▸ **Stated problem**: From the listing below, pull out every line where the string "Four" appears.

▸ **Input material**:
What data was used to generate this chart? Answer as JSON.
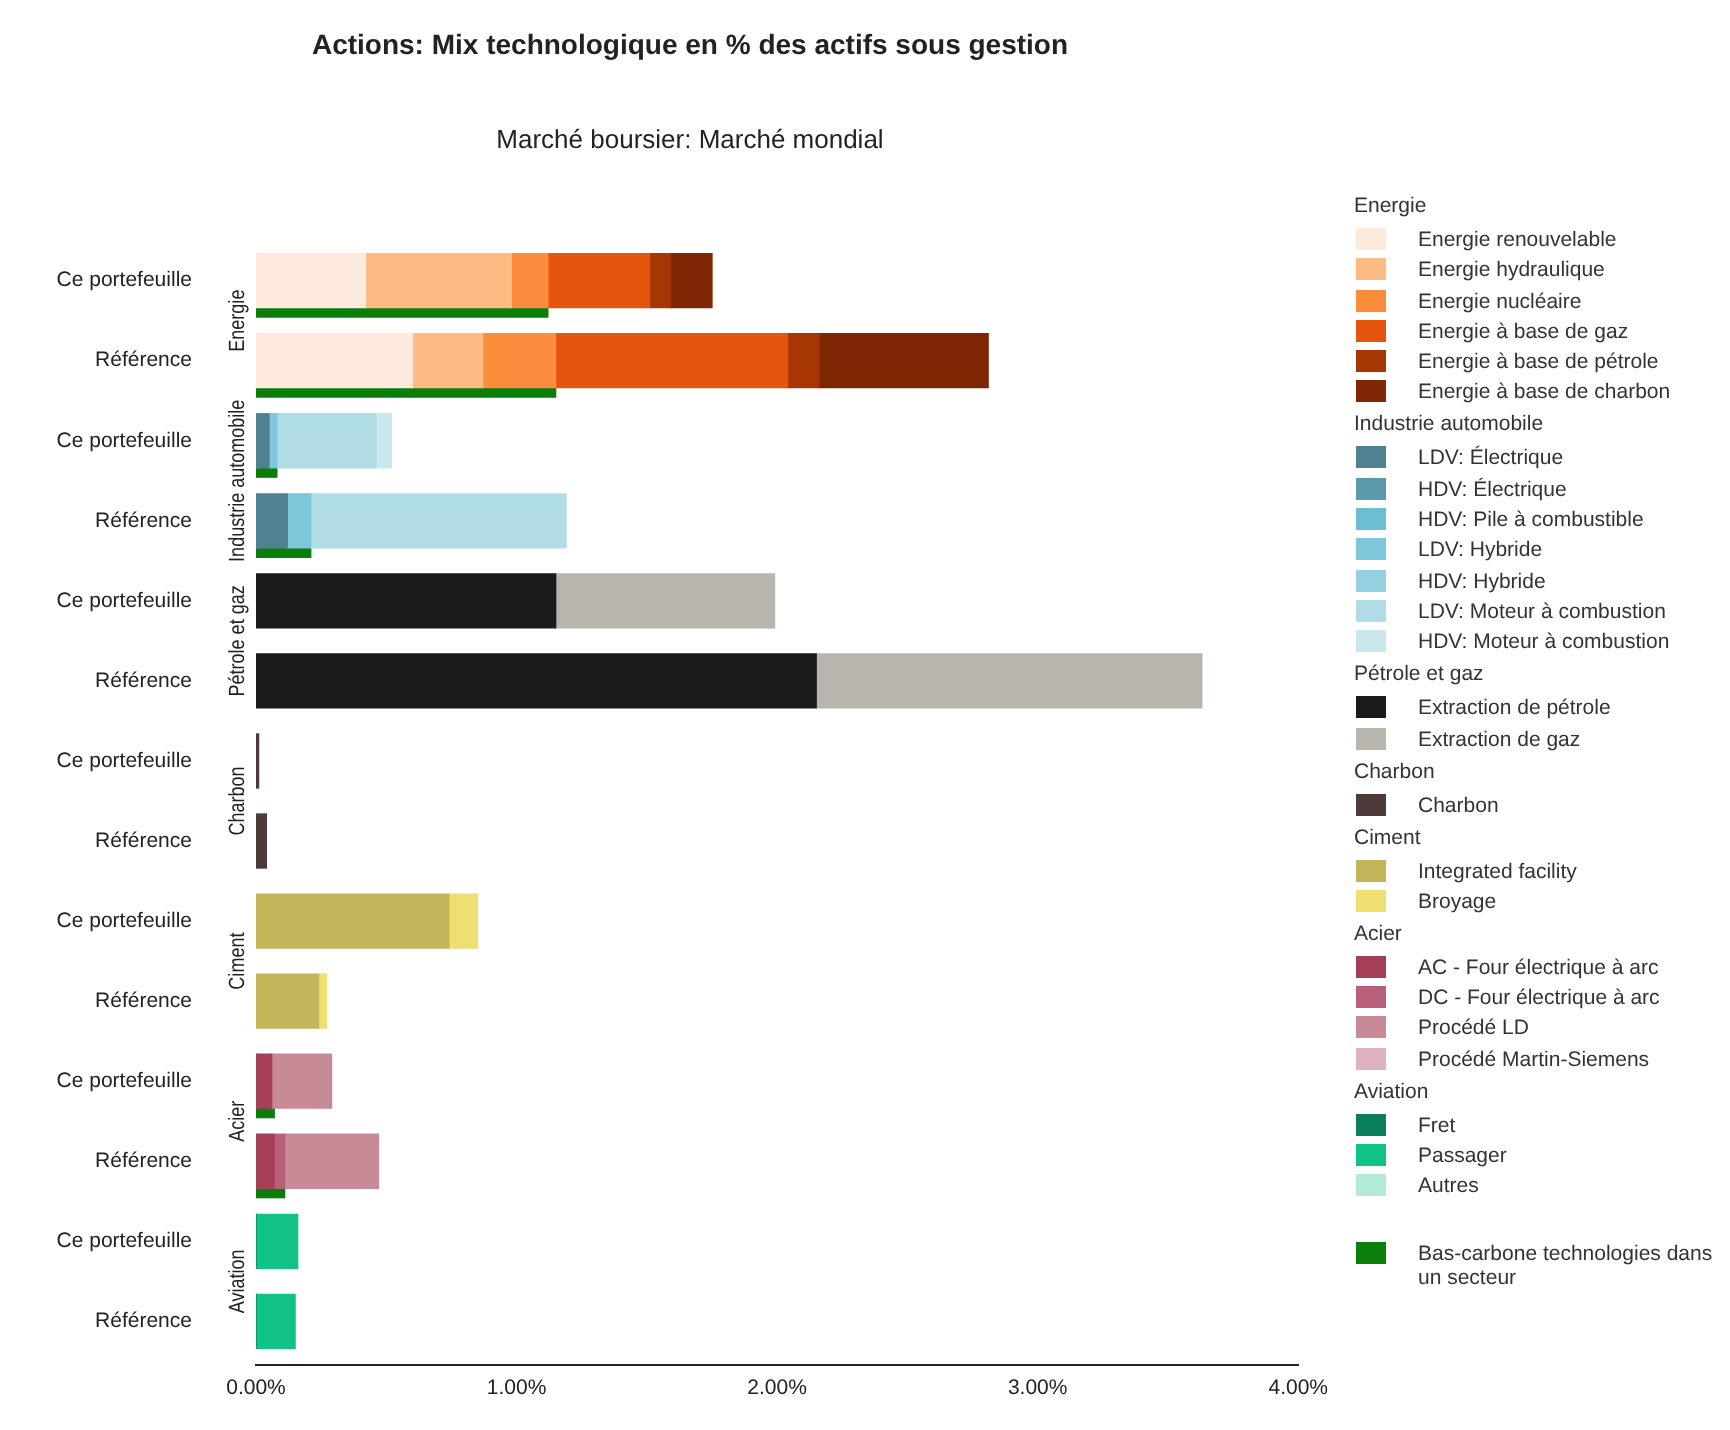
{
  "chart_data": {
    "type": "bar",
    "orientation": "horizontal",
    "title": "Actions: Mix technologique en % des actifs sous gestion",
    "subtitle": "Marché boursier: Marché mondial",
    "categories": [
      "Ce portefeuille",
      "Référence",
      "Ce portefeuille",
      "Référence",
      "Ce portefeuille",
      "Référence",
      "Ce portefeuille",
      "Référence",
      "Ce portefeuille",
      "Référence",
      "Ce portefeuille",
      "Référence",
      "Ce portefeuille",
      "Référence"
    ],
    "annotations": [
      "Energie",
      "Industrie automobile",
      "Pétrole et gaz",
      "Charbon",
      "Ciment",
      "Acier",
      "Aviation"
    ],
    "series": [
      {
        "name": "Energie renouvelable",
        "color": "#fdeadc",
        "base": [
          0,
          0,
          null,
          null,
          null,
          null,
          null,
          null,
          null,
          null,
          null,
          null,
          null,
          null
        ],
        "values": [
          0.42,
          0.6,
          null,
          null,
          null,
          null,
          null,
          null,
          null,
          null,
          null,
          null,
          null,
          null
        ]
      },
      {
        "name": "Energie hydraulique",
        "color": "#fdbb84",
        "base": [
          0.42,
          0.6,
          null,
          null,
          null,
          null,
          null,
          null,
          null,
          null,
          null,
          null,
          null,
          null
        ],
        "values": [
          0.56,
          0.27,
          null,
          null,
          null,
          null,
          null,
          null,
          null,
          null,
          null,
          null,
          null,
          null
        ]
      },
      {
        "name": "Energie nucléaire",
        "color": "#fc8d3c",
        "base": [
          0.98,
          0.87,
          null,
          null,
          null,
          null,
          null,
          null,
          null,
          null,
          null,
          null,
          null,
          null
        ],
        "values": [
          0.14,
          0.28,
          null,
          null,
          null,
          null,
          null,
          null,
          null,
          null,
          null,
          null,
          null,
          null
        ]
      },
      {
        "name": "Energie à base de gaz",
        "color": "#e6550d",
        "base": [
          1.12,
          1.15,
          null,
          null,
          null,
          null,
          null,
          null,
          null,
          null,
          null,
          null,
          null,
          null
        ],
        "values": [
          0.39,
          0.89,
          null,
          null,
          null,
          null,
          null,
          null,
          null,
          null,
          null,
          null,
          null,
          null
        ]
      },
      {
        "name": "Energie à base de pétrole",
        "color": "#a63603",
        "base": [
          1.51,
          2.04,
          null,
          null,
          null,
          null,
          null,
          null,
          null,
          null,
          null,
          null,
          null,
          null
        ],
        "values": [
          0.08,
          0.12,
          null,
          null,
          null,
          null,
          null,
          null,
          null,
          null,
          null,
          null,
          null,
          null
        ]
      },
      {
        "name": "Energie à base de charbon",
        "color": "#7f2704",
        "base": [
          1.59,
          2.16,
          null,
          null,
          null,
          null,
          null,
          null,
          null,
          null,
          null,
          null,
          null,
          null
        ],
        "values": [
          0.16,
          0.65,
          null,
          null,
          null,
          null,
          null,
          null,
          null,
          null,
          null,
          null,
          null,
          null
        ]
      },
      {
        "name": "LDV: Électrique",
        "color": "#4f8190",
        "base": [
          null,
          null,
          0,
          0,
          null,
          null,
          null,
          null,
          null,
          null,
          null,
          null,
          null,
          null
        ],
        "values": [
          null,
          null,
          0.05,
          0.12,
          null,
          null,
          null,
          null,
          null,
          null,
          null,
          null,
          null,
          null
        ]
      },
      {
        "name": "HDV: Électrique",
        "color": "#5b9aaa",
        "values": [
          null,
          null,
          0,
          0,
          null,
          null,
          null,
          null,
          null,
          null,
          null,
          null,
          null,
          null
        ]
      },
      {
        "name": "HDV: Pile à combustible",
        "color": "#6cbfd2",
        "values": [
          null,
          null,
          0,
          0,
          null,
          null,
          null,
          null,
          null,
          null,
          null,
          null,
          null,
          null
        ]
      },
      {
        "name": "LDV: Hybride",
        "color": "#7ec6d9",
        "base": [
          null,
          null,
          0.05,
          0.12,
          null,
          null,
          null,
          null,
          null,
          null,
          null,
          null,
          null,
          null
        ],
        "values": [
          null,
          null,
          0.03,
          0.09,
          null,
          null,
          null,
          null,
          null,
          null,
          null,
          null,
          null,
          null
        ]
      },
      {
        "name": "HDV: Hybride",
        "color": "#96d0e0",
        "values": [
          null,
          null,
          0,
          0,
          null,
          null,
          null,
          null,
          null,
          null,
          null,
          null,
          null,
          null
        ]
      },
      {
        "name": "LDV: Moteur à combustion",
        "color": "#b0dce6",
        "base": [
          null,
          null,
          0.08,
          0.21,
          null,
          null,
          null,
          null,
          null,
          null,
          null,
          null,
          null,
          null
        ],
        "values": [
          null,
          null,
          0.38,
          0.98,
          null,
          null,
          null,
          null,
          null,
          null,
          null,
          null,
          null,
          null
        ]
      },
      {
        "name": "HDV: Moteur à combustion",
        "color": "#cbe7ee",
        "base": [
          null,
          null,
          0.46,
          null,
          null,
          null,
          null,
          null,
          null,
          null,
          null,
          null,
          null,
          null
        ],
        "values": [
          null,
          null,
          0.06,
          0,
          null,
          null,
          null,
          null,
          null,
          null,
          null,
          null,
          null,
          null
        ]
      },
      {
        "name": "Extraction de pétrole",
        "color": "#1a1a1a",
        "base": [
          null,
          null,
          null,
          null,
          0,
          0,
          null,
          null,
          null,
          null,
          null,
          null,
          null,
          null
        ],
        "values": [
          null,
          null,
          null,
          null,
          1.15,
          2.15,
          null,
          null,
          null,
          null,
          null,
          null,
          null,
          null
        ]
      },
      {
        "name": "Extraction de gaz",
        "color": "#b8b4ae",
        "base": [
          null,
          null,
          null,
          null,
          1.15,
          2.15,
          null,
          null,
          null,
          null,
          null,
          null,
          null,
          null
        ],
        "values": [
          null,
          null,
          null,
          null,
          0.84,
          1.48,
          null,
          null,
          null,
          null,
          null,
          null,
          null,
          null
        ]
      },
      {
        "name": "Charbon",
        "color": "#4e3a3a",
        "base": [
          null,
          null,
          null,
          null,
          null,
          null,
          0,
          0,
          null,
          null,
          null,
          null,
          null,
          null
        ],
        "values": [
          null,
          null,
          null,
          null,
          null,
          null,
          0.01,
          0.04,
          null,
          null,
          null,
          null,
          null,
          null
        ]
      },
      {
        "name": "Integrated facility",
        "color": "#c2b55a",
        "base": [
          null,
          null,
          null,
          null,
          null,
          null,
          null,
          null,
          0,
          0,
          null,
          null,
          null,
          null
        ],
        "values": [
          null,
          null,
          null,
          null,
          null,
          null,
          null,
          null,
          0.74,
          0.24,
          null,
          null,
          null,
          null
        ]
      },
      {
        "name": "Broyage",
        "color": "#efdf73",
        "base": [
          null,
          null,
          null,
          null,
          null,
          null,
          null,
          null,
          0.74,
          0.24,
          null,
          null,
          null,
          null
        ],
        "values": [
          null,
          null,
          null,
          null,
          null,
          null,
          null,
          null,
          0.11,
          0.03,
          null,
          null,
          null,
          null
        ]
      },
      {
        "name": "AC - Four électrique à arc",
        "color": "#a53f57",
        "base": [
          null,
          null,
          null,
          null,
          null,
          null,
          null,
          null,
          null,
          null,
          0,
          0,
          null,
          null
        ],
        "values": [
          null,
          null,
          null,
          null,
          null,
          null,
          null,
          null,
          null,
          null,
          0.06,
          0.07,
          null,
          null
        ]
      },
      {
        "name": "DC - Four électrique à arc",
        "color": "#b8607a",
        "base": [
          null,
          null,
          null,
          null,
          null,
          null,
          null,
          null,
          null,
          null,
          null,
          0.07,
          null,
          null
        ],
        "values": [
          null,
          null,
          null,
          null,
          null,
          null,
          null,
          null,
          null,
          null,
          0,
          0.04,
          null,
          null
        ]
      },
      {
        "name": "Procédé LD",
        "color": "#c98a98",
        "base": [
          null,
          null,
          null,
          null,
          null,
          null,
          null,
          null,
          null,
          null,
          0.06,
          0.11,
          null,
          null
        ],
        "values": [
          null,
          null,
          null,
          null,
          null,
          null,
          null,
          null,
          null,
          null,
          0.23,
          0.36,
          null,
          null
        ]
      },
      {
        "name": "Procédé Martin-Siemens",
        "color": "#deb3bd",
        "values": [
          null,
          null,
          null,
          null,
          null,
          null,
          null,
          null,
          null,
          null,
          0,
          0,
          null,
          null
        ]
      },
      {
        "name": "Fret",
        "color": "#0b7f5c",
        "values": [
          null,
          null,
          null,
          null,
          null,
          null,
          null,
          null,
          null,
          null,
          null,
          null,
          0,
          0
        ]
      },
      {
        "name": "Passager",
        "color": "#10c285",
        "base": [
          null,
          null,
          null,
          null,
          null,
          null,
          null,
          null,
          null,
          null,
          null,
          null,
          0,
          0
        ],
        "values": [
          null,
          null,
          null,
          null,
          null,
          null,
          null,
          null,
          null,
          null,
          null,
          null,
          0.16,
          0.15
        ]
      },
      {
        "name": "Autres",
        "color": "#b3ead7",
        "values": [
          null,
          null,
          null,
          null,
          null,
          null,
          null,
          null,
          null,
          null,
          null,
          null,
          0,
          0
        ]
      },
      {
        "name": "Bas-carbone technologies dans un secteur",
        "color": "#0a7d0a",
        "values": [
          1.12,
          1.15,
          0.08,
          0.21,
          null,
          null,
          null,
          null,
          null,
          null,
          0.07,
          0.11,
          null,
          null
        ]
      }
    ],
    "xlim": [
      0,
      4
    ],
    "xticks": [
      {
        "value": 0,
        "label": "0.00%"
      },
      {
        "value": 1,
        "label": "1.00%"
      },
      {
        "value": 2,
        "label": "2.00%"
      },
      {
        "value": 3,
        "label": "3.00%"
      },
      {
        "value": 4,
        "label": "4.00%"
      }
    ],
    "legend": "right",
    "grid": false
  }
}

▸ **Full response**:
        "name": "AC - Four électrique à arc",
        "name": "DC - Four électrique à arc",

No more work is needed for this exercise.